# [THE EXERCISE]
The listing below should be copied in full, word for word.

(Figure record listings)
-=-=-
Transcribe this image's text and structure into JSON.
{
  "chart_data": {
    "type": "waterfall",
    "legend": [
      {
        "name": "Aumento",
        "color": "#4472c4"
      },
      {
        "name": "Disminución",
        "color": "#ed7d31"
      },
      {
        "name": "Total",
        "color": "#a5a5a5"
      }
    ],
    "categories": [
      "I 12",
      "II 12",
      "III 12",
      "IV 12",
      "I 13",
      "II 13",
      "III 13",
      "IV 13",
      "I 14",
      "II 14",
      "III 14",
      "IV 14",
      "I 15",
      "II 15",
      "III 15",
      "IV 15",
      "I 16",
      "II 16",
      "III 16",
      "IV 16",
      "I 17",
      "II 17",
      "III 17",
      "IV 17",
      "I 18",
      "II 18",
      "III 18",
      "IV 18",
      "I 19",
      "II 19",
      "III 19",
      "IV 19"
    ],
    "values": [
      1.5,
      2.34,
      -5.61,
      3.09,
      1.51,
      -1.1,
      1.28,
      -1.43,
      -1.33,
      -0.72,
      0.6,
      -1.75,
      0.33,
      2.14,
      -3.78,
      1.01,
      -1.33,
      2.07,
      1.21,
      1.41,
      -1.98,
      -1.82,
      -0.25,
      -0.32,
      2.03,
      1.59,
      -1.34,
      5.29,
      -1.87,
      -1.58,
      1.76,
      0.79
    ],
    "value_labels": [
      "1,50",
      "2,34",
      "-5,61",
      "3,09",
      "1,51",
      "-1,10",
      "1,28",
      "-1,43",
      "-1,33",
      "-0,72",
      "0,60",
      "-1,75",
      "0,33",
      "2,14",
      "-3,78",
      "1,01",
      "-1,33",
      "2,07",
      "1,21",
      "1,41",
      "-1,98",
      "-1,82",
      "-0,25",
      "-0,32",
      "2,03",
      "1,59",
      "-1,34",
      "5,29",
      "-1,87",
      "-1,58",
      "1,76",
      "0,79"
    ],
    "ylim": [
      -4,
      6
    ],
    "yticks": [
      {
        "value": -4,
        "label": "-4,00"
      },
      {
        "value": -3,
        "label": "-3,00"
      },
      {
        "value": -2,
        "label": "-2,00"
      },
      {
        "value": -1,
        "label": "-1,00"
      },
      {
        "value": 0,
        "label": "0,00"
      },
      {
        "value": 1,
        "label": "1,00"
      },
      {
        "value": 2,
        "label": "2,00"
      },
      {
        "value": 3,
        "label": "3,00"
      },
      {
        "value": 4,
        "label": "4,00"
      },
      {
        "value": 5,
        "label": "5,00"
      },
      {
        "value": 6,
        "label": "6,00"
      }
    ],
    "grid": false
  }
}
-=-=-
# [SOLUTION TO THIS EXERCISE]
Transcribe this image's text and structure into JSON.
{
  "chart_data": {
    "type": "waterfall",
    "legend": [
      {
        "name": "Aumento",
        "color": "#4472c4"
      },
      {
        "name": "Disminución",
        "color": "#ed7d31"
      },
      {
        "name": "Total",
        "color": "#a5a5a5"
      }
    ],
    "categories": [
      "I 12",
      "II 12",
      "III 12",
      "IV 12",
      "I 13",
      "II 13",
      "III 13",
      "IV 13",
      "I 14",
      "II 14",
      "III 14",
      "IV 14",
      "I 15",
      "II 15",
      "III 15",
      "IV 15",
      "I 16",
      "II 16",
      "III 16",
      "IV 16",
      "I 17",
      "II 17",
      "III 17",
      "IV 17",
      "I 18",
      "II 18",
      "III 18",
      "IV 18",
      "I 19",
      "II 19",
      "III 19",
      "IV 19"
    ],
    "values": [
      1.5,
      2.34,
      -5.61,
      3.09,
      1.51,
      -1.1,
      1.28,
      -1.43,
      -1.33,
      -0.72,
      0.6,
      -1.75,
      0.33,
      2.14,
      -3.78,
      1.01,
      -1.33,
      2.07,
      1.21,
      1.41,
      -1.98,
      -1.82,
      -0.25,
      -0.32,
      2.03,
      1.59,
      -1.34,
      5.29,
      -1.87,
      -1.58,
      1.76,
      0.79
    ],
    "value_labels": [
      "1,50",
      "2,34",
      "-5,61",
      "3,09",
      "1,51",
      "-1,10",
      "1,28",
      "-1,43",
      "-1,33",
      "-0,72",
      "0,60",
      "-1,75",
      "0,33",
      "2,14",
      "-3,78",
      "1,01",
      "-1,33",
      "2,07",
      "1,21",
      "1,41",
      "-1,98",
      "-1,82",
      "-0,25",
      "-0,32",
      "2,03",
      "1,59",
      "-1,34",
      "5,29",
      "-1,87",
      "-1,58",
      "1,76",
      "0,79"
    ],
    "ylim": [
      -4,
      6
    ],
    "yticks": [
      {
        "value": -4,
        "label": "-4,00"
      },
      {
        "value": -3,
        "label": "-3,00"
      },
      {
        "value": -2,
        "label": "-2,00"
      },
      {
        "value": -1,
        "label": "-1,00"
      },
      {
        "value": 0,
        "label": "0,00"
      },
      {
        "value": 1,
        "label": "1,00"
      },
      {
        "value": 2,
        "label": "2,00"
      },
      {
        "value": 3,
        "label": "3,00"
      },
      {
        "value": 4,
        "label": "4,00"
      },
      {
        "value": 5,
        "label": "5,00"
      },
      {
        "value": 6,
        "label": "6,00"
      }
    ],
    "grid": false
  }
}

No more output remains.